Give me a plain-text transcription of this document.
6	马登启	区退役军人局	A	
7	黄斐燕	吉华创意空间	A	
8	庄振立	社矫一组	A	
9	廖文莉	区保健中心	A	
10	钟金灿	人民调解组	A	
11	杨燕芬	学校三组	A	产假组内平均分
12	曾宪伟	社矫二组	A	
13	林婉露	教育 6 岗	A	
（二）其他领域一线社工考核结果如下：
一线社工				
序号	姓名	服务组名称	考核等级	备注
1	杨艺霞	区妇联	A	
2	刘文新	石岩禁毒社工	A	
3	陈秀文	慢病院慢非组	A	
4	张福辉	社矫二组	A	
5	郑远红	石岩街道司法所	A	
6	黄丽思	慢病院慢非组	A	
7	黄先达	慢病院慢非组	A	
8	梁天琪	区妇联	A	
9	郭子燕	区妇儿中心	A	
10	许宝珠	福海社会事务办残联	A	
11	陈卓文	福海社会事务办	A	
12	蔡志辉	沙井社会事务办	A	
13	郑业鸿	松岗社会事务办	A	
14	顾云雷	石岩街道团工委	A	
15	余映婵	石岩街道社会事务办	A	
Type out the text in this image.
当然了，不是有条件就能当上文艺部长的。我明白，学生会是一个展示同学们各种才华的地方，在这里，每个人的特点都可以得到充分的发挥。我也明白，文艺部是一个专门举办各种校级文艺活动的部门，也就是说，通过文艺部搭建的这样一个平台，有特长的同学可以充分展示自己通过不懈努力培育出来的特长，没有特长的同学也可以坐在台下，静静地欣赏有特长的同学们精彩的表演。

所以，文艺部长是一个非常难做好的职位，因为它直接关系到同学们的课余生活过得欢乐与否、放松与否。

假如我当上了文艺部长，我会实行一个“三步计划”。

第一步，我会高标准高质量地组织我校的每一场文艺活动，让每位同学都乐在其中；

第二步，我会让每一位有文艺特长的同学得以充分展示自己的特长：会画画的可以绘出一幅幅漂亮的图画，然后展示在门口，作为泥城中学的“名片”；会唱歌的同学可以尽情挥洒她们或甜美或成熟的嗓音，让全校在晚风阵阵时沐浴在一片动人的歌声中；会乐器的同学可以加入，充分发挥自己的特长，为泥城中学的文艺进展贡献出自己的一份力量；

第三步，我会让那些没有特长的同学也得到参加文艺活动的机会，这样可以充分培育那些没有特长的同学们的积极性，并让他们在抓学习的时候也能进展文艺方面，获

**WHAT IS ASKED**.
Type the material above out again, exactly.

**THE SOLUTION**.
Give me a plain-text transcription of this document.
6	马登启	区退役军人局	A	
7	黄斐燕	吉华创意空间	A	
8	庄振立	社矫一组	A	
9	廖文莉	区保健中心	A	
10	钟金灿	人民调解组	A	
11	杨燕芬	学校三组	A	产假组内平均分
12	曾宪伟	社矫二组	A	
13	林婉露	教育 6 岗	A	
（二）其他领域一线社工考核结果如下：
一线社工				
序号	姓名	服务组名称	考核等级	备注
1	杨艺霞	区妇联	A	
2	刘文新	石岩禁毒社工	A	
3	陈秀文	慢病院慢非组	A	
4	张福辉	社矫二组	A	
5	郑远红	石岩街道司法所	A	
6	黄丽思	慢病院慢非组	A	
7	黄先达	慢病院慢非组	A	
8	梁天琪	区妇联	A	
9	郭子燕	区妇儿中心	A	
10	许宝珠	福海社会事务办残联	A	
11	陈卓文	福海社会事务办	A	
12	蔡志辉	沙井社会事务办	A	
13	郑业鸿	松岗社会事务办	A	
14	顾云雷	石岩街道团工委	A	
15	余映婵	石岩街道社会事务办	A	
Type out the text in this image.
当然了，不是有条件就能当上文艺部长的。我明白，学生会是一个展示同学们各种才华的地方，在这里，每个人的特点都可以得到充分的发挥。我也明白，文艺部是一个专门举办各种校级文艺活动的部门，也就是说，通过文艺部搭建的这样一个平台，有特长的同学可以充分展示自己通过不懈努力培育出来的特长，没有特长的同学也可以坐在台下，静静地欣赏有特长的同学们精彩的表演。

所以，文艺部长是一个非常难做好的职位，因为它直接关系到同学们的课余生活过得欢乐与否、放松与否。

假如我当上了文艺部长，我会实行一个“三步计划”。

第一步，我会高标准高质量地组织我校的每一场文艺活动，让每位同学都乐在其中；

第二步，我会让每一位有文艺特长的同学得以充分展示自己的特长：会画画的可以绘出一幅幅漂亮的图画，然后展示在门口，作为泥城中学的“名片”；会唱歌的同学可以尽情挥洒她们或甜美或成熟的嗓音，让全校在晚风阵阵时沐浴在一片动人的歌声中；会乐器的同学可以加入，充分发挥自己的特长，为泥城中学的文艺进展贡献出自己的一份力量；

第三步，我会让那些没有特长的同学也得到参加文艺活动的机会，这样可以充分培育那些没有特长的同学们的积极性，并让他们在抓学习的时候也能进展文艺方面，获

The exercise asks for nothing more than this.